■ Records shown ■
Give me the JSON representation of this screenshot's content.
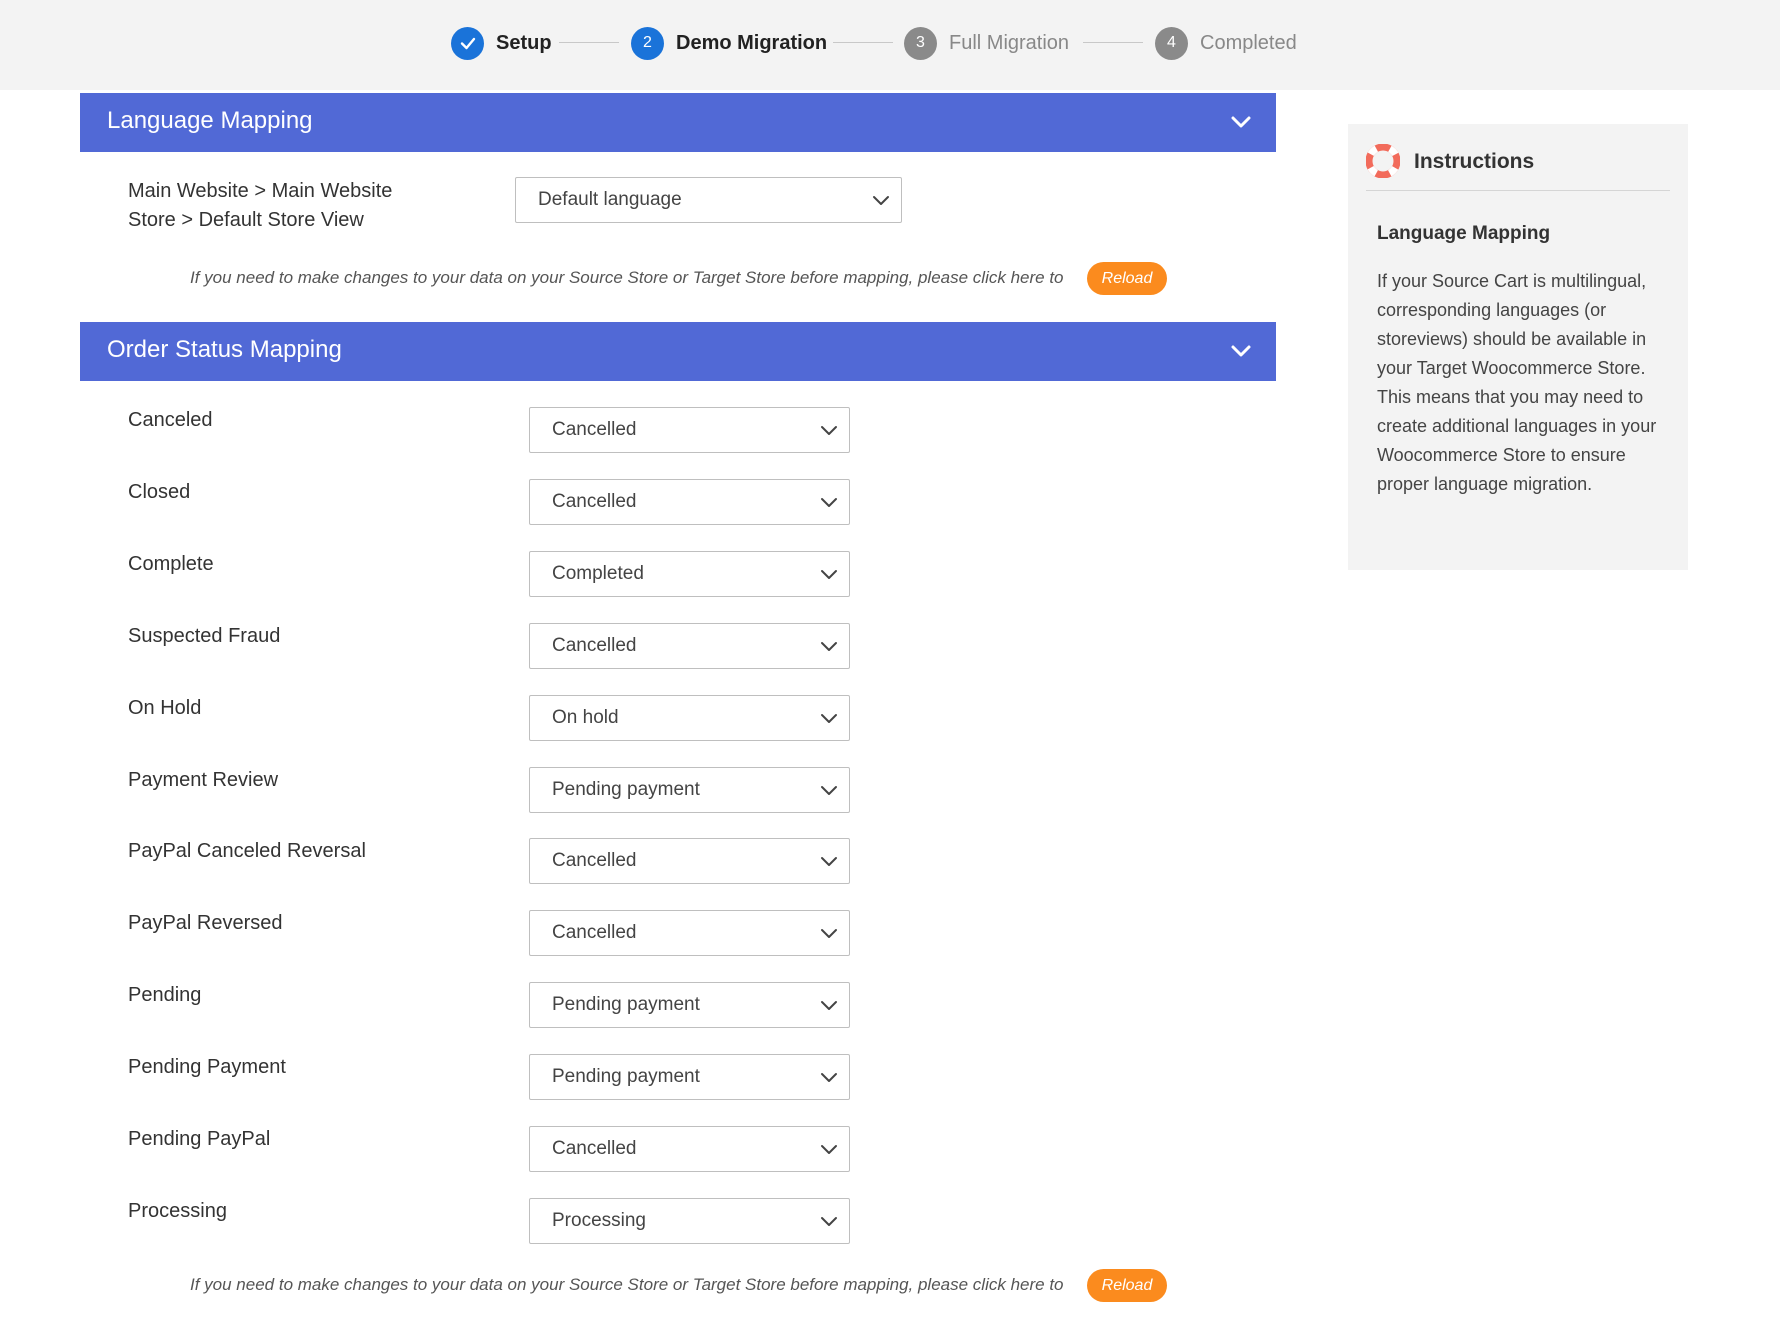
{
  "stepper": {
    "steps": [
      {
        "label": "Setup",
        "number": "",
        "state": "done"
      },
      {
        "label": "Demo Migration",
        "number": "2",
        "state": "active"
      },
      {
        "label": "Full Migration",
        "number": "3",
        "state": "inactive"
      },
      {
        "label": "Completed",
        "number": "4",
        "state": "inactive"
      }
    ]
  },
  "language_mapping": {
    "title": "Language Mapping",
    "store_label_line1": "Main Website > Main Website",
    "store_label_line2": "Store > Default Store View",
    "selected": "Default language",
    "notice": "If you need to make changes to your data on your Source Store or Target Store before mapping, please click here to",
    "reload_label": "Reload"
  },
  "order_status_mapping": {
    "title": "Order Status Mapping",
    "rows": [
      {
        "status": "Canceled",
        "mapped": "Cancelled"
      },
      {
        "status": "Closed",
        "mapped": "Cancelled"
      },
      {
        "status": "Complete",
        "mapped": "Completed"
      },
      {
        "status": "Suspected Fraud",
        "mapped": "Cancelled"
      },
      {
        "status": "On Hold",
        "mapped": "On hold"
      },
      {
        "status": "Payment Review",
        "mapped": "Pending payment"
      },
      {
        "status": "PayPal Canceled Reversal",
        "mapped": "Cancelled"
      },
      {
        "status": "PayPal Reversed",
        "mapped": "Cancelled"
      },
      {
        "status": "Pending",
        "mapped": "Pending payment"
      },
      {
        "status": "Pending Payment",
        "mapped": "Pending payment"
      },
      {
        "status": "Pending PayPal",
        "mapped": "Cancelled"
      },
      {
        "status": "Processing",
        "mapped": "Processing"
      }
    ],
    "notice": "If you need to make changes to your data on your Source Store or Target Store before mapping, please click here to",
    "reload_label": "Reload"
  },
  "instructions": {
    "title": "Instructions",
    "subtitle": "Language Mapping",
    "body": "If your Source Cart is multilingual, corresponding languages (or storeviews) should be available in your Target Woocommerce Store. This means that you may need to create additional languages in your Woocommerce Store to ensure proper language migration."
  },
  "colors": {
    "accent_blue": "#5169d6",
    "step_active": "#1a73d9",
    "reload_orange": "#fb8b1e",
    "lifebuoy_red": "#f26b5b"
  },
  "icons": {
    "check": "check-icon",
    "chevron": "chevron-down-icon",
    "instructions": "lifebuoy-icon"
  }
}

==

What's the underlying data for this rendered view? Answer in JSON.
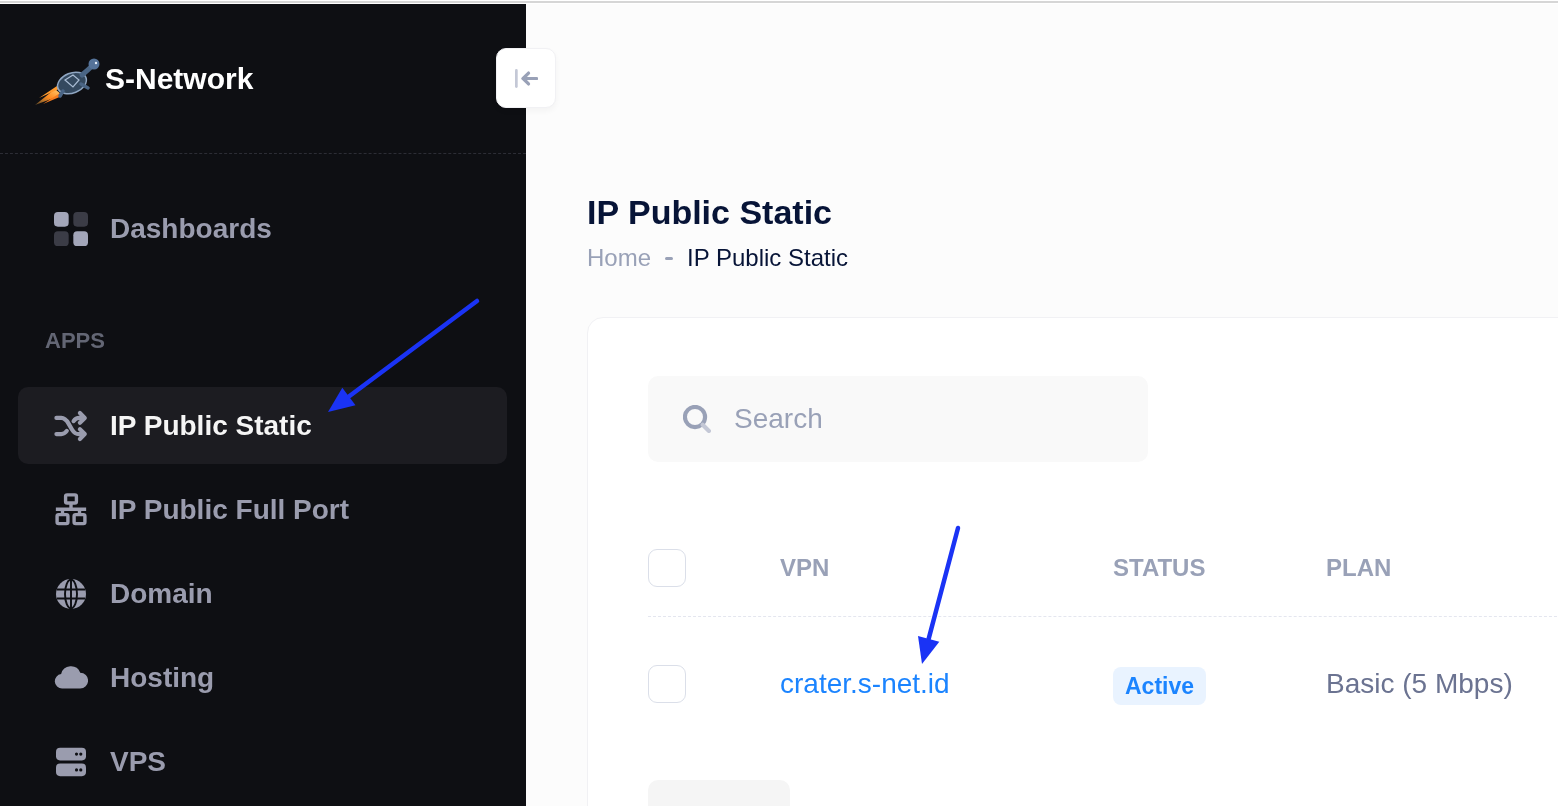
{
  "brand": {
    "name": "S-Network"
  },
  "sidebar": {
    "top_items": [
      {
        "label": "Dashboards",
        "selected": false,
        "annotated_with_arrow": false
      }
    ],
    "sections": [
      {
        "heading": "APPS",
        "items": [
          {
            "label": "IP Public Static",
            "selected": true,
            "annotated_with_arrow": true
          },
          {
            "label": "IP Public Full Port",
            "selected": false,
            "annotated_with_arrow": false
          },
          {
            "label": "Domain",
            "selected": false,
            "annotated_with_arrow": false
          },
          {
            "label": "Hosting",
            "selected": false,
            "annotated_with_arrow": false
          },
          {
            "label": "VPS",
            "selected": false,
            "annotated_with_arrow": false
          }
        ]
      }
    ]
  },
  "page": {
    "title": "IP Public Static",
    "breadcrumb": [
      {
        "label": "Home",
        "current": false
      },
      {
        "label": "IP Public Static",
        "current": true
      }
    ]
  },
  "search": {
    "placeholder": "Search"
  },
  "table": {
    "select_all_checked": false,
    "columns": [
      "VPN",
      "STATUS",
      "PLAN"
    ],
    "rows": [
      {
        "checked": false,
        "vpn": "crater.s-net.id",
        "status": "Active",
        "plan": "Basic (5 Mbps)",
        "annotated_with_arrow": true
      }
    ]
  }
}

...

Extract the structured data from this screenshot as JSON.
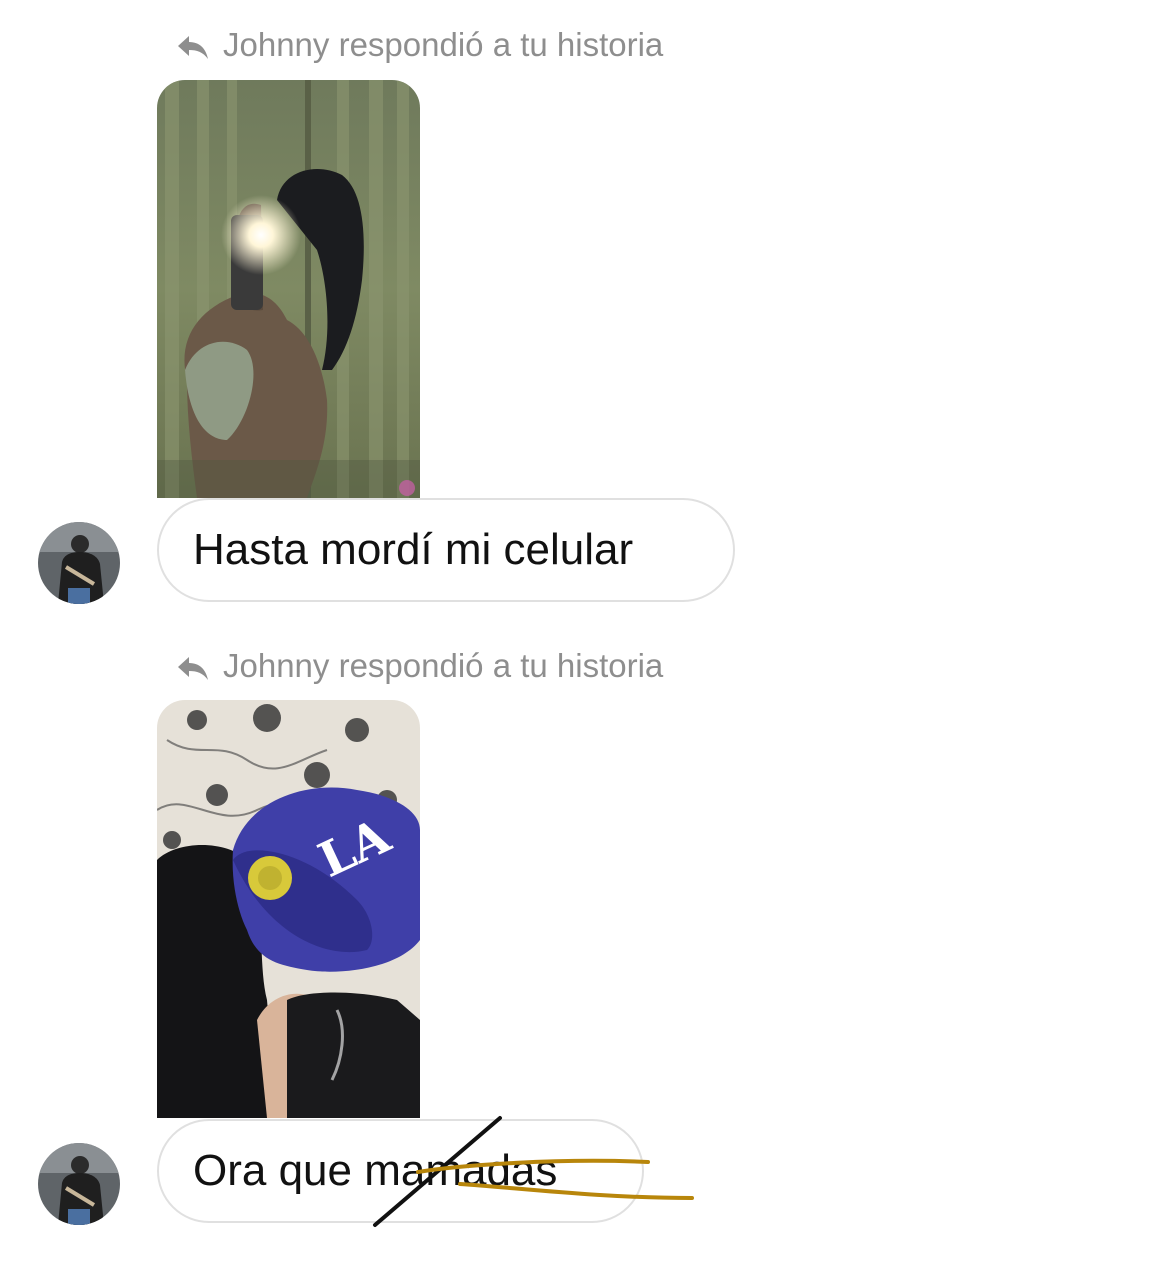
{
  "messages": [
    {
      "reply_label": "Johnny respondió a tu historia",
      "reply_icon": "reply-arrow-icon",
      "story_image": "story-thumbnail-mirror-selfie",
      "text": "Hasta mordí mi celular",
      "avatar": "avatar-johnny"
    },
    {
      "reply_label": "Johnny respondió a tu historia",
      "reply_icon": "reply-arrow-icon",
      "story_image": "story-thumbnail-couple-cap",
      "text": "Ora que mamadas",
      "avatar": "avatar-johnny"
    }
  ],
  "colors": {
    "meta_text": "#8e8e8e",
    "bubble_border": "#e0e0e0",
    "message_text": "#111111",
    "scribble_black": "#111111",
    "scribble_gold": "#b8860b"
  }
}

■ Directions ■
Lines containing the word "true" must all be returned from the material above.

■ Written solution ■
            "selected": true,
            "annotated_with_arrow": true
        "current": true
        "annotated_with_arrow": true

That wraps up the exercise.